### PROBLEM DESCRIPTION
For the material that follows, list every line containing the word "ΔΑΠΑΝΗ".

────────────────────

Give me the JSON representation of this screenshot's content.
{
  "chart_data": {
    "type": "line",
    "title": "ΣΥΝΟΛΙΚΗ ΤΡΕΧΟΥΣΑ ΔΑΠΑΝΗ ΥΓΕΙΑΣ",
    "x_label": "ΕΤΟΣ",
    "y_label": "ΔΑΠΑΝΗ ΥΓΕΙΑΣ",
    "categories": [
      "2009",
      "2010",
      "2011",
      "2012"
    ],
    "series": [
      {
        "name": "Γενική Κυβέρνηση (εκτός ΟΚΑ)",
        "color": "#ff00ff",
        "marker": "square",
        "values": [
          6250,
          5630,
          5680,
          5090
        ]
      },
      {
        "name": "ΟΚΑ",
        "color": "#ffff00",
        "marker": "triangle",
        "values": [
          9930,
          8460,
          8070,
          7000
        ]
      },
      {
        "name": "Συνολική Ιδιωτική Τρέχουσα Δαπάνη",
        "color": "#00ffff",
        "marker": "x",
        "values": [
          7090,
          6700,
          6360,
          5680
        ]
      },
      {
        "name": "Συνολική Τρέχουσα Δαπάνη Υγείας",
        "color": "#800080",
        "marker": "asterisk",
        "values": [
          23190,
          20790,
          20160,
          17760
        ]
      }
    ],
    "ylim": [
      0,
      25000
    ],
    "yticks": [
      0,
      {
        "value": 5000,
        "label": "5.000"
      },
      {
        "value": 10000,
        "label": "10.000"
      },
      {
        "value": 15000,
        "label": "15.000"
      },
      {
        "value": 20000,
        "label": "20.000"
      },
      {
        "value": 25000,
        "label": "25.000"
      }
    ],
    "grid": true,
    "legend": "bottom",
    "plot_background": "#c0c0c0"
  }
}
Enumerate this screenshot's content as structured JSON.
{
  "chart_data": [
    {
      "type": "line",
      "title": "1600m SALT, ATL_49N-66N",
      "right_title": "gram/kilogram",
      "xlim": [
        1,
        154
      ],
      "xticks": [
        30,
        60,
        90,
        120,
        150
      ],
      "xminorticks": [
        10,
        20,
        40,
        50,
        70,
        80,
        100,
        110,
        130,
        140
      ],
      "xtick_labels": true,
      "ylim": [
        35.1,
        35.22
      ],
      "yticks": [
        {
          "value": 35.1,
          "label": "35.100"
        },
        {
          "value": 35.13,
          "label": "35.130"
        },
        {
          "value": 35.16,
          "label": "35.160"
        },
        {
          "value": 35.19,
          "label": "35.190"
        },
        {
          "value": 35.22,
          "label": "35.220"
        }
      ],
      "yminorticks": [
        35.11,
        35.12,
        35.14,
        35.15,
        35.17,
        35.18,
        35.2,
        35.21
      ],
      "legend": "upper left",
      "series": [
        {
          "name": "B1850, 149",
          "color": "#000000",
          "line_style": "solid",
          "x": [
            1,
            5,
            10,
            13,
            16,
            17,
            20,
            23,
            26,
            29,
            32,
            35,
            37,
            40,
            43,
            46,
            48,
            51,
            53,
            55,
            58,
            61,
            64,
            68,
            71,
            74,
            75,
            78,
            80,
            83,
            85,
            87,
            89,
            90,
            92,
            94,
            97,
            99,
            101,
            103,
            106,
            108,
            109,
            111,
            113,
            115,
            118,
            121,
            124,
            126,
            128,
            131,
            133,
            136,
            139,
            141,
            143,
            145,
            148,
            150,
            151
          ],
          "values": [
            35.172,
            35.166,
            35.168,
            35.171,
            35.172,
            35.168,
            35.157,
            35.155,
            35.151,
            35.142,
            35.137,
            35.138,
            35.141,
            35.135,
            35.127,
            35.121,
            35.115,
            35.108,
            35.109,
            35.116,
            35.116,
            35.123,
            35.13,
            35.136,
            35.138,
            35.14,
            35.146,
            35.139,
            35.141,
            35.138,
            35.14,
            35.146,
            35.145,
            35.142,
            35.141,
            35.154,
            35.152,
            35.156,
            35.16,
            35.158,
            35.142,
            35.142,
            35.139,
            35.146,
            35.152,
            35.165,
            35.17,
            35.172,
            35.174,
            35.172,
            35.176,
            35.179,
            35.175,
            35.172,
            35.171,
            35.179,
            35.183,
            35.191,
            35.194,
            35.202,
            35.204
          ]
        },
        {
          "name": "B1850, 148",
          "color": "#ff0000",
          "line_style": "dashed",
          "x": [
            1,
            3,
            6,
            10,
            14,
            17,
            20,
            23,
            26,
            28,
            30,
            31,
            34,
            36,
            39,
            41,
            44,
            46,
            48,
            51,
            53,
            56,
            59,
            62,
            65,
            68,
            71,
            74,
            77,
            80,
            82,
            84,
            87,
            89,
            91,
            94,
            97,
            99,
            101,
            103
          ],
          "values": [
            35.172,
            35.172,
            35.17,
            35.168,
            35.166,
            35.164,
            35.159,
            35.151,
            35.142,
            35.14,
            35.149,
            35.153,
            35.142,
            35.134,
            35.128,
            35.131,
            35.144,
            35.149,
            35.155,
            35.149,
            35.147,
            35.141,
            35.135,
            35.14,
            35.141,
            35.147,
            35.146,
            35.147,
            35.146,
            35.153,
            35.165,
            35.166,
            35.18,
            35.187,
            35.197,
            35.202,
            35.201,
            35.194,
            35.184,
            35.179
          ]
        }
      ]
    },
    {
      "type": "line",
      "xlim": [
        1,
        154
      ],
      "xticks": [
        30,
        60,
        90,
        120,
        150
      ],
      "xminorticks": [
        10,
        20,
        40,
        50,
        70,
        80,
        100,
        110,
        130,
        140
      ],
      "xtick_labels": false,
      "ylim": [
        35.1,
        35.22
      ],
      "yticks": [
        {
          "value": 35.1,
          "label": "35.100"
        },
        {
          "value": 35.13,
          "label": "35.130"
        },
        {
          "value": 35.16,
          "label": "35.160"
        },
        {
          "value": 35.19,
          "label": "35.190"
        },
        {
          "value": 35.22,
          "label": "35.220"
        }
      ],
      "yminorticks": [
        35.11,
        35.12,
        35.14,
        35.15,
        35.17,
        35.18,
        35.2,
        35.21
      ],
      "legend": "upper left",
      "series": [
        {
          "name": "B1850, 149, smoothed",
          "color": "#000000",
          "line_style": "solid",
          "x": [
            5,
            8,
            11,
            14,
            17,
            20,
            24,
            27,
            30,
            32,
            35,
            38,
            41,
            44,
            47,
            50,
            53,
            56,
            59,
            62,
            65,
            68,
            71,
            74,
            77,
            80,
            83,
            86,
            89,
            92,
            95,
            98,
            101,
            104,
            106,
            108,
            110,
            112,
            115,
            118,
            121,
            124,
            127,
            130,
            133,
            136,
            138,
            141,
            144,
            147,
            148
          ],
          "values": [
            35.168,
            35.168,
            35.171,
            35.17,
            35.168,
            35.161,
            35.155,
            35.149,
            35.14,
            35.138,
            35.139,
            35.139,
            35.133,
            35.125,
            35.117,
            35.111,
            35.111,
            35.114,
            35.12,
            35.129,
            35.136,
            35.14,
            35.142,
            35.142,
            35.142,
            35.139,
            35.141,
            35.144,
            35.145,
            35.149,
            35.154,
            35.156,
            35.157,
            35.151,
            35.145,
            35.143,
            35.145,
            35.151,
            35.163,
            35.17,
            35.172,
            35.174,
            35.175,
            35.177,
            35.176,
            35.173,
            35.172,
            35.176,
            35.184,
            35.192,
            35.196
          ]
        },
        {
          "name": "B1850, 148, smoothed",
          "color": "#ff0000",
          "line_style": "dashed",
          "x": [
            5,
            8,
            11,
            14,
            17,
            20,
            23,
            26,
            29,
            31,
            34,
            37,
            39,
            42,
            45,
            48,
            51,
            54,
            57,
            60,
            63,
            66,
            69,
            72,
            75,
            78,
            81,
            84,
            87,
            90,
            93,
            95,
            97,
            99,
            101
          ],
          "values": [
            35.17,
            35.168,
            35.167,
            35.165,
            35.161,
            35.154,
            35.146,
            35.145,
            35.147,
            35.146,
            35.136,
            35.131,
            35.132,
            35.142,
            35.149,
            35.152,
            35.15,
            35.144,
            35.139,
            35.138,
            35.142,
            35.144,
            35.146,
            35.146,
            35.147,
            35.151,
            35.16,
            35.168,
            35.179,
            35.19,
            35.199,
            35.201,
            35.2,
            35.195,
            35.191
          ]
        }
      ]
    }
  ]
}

────────────────────

### THE SOLUTION
    "title": "ΣΥΝΟΛΙΚΗ ΤΡΕΧΟΥΣΑ ΔΑΠΑΝΗ ΥΓΕΙΑΣ",
    "y_label": "ΔΑΠΑΝΗ ΥΓΕΙΑΣ",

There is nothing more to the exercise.